== Task to carry out ==
Copy each line of the entries that contains the word "color".

== Dataset records ==
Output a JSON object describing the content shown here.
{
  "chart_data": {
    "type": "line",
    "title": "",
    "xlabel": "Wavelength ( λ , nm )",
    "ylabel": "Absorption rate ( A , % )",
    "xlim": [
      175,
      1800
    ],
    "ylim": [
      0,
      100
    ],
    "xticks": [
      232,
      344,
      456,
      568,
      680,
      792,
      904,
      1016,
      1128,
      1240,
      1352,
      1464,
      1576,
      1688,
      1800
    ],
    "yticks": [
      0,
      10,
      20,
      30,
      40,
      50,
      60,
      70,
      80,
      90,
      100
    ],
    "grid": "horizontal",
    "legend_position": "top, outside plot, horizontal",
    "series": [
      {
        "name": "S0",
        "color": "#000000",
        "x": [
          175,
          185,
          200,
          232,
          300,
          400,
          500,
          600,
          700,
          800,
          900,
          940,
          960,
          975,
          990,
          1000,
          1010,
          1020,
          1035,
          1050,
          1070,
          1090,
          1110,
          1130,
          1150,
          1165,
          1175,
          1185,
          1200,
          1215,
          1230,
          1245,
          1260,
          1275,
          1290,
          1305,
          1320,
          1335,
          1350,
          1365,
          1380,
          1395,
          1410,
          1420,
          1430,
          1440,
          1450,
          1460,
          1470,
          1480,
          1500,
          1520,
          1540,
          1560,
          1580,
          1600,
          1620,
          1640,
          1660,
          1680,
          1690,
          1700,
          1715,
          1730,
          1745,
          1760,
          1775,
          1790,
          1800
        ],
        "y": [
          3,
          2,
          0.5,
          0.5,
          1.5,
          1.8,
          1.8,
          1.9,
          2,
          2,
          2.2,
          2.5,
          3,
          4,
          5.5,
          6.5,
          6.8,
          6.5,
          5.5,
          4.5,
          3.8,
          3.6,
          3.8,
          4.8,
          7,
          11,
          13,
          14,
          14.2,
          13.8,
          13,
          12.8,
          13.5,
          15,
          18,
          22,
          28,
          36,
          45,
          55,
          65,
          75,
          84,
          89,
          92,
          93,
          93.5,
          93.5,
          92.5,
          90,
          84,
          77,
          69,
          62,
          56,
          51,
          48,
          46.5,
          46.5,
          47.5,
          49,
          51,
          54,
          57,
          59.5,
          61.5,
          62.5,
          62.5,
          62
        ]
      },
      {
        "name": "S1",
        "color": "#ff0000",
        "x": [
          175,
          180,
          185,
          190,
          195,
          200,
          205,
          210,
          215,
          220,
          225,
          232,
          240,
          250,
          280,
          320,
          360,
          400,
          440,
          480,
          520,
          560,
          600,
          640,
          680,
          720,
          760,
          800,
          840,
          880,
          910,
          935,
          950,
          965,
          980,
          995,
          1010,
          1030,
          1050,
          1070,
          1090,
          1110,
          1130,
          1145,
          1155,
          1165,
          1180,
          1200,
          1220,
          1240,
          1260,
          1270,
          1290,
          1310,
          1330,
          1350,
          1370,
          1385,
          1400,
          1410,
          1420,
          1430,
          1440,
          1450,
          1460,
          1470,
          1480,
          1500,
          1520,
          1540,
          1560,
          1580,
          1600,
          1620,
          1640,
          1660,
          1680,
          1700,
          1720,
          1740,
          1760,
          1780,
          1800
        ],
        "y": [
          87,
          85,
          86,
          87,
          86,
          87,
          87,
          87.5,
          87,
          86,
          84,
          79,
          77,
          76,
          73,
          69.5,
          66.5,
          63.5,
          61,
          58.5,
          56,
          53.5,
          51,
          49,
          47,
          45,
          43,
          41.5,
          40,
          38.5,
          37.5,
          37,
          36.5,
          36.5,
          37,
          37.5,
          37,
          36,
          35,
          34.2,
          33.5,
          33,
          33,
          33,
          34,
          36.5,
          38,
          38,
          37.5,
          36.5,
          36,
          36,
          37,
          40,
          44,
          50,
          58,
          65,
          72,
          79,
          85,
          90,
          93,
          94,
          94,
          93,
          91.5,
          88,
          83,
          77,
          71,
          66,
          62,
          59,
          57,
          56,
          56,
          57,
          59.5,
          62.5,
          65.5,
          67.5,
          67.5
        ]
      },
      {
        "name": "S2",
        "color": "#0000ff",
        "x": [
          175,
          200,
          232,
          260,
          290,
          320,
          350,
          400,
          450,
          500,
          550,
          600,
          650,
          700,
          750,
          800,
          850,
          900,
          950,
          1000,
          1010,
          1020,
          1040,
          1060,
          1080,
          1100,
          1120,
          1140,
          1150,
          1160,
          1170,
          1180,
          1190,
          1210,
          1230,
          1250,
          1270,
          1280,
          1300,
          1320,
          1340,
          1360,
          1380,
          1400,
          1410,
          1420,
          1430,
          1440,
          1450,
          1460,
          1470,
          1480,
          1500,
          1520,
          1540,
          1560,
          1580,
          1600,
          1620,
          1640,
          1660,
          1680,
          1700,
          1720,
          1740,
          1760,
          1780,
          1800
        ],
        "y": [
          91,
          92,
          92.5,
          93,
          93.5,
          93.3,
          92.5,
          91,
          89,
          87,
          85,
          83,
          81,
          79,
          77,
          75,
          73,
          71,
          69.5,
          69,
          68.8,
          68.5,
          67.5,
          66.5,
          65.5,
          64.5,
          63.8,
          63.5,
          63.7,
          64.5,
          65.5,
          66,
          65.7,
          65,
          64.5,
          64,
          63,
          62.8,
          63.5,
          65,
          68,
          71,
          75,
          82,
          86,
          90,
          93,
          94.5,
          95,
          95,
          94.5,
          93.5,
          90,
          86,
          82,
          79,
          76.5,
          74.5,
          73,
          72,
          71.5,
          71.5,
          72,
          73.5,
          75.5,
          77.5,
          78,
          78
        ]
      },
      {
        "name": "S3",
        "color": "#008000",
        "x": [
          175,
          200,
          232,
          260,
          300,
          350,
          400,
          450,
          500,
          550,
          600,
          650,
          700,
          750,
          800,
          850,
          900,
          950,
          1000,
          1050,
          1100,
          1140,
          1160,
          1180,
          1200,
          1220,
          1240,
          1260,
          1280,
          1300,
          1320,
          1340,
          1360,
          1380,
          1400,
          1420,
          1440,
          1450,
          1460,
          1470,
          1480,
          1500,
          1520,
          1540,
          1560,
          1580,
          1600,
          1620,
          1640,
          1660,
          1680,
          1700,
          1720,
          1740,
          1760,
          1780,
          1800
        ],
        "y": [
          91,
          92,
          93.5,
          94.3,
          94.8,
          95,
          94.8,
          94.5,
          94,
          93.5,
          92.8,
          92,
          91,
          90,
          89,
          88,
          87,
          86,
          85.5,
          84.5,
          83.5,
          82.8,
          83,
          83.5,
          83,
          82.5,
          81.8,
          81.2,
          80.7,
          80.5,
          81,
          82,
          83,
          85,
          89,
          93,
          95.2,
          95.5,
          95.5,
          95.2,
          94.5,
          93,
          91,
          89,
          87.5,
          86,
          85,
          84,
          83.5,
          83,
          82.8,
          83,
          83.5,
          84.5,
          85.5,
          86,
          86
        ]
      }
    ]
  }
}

== Output for this task ==
        "color": "#000000",
        "color": "#ff0000",
        "color": "#0000ff",
        "color": "#008000",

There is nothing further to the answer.